The request
Scan the data beneath this task and copy each line that includes "more".

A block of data

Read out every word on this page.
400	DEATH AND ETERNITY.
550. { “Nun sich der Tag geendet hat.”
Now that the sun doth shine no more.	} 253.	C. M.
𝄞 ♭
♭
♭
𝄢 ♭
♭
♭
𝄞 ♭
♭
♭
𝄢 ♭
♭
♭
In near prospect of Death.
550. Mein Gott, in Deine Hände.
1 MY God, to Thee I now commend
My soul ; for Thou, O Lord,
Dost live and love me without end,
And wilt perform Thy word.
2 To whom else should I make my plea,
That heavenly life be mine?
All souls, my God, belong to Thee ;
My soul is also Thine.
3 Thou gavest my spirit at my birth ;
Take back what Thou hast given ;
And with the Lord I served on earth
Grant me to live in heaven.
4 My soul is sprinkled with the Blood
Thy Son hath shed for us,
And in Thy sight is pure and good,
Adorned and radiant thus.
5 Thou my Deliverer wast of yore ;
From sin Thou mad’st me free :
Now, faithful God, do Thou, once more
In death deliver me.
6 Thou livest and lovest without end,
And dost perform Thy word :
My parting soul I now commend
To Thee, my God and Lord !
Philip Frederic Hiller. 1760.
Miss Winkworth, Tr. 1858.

Answer to this problem
Now that the sun doth shine no more.	} 253.	C. M.
Now, faithful God, do Thou, once more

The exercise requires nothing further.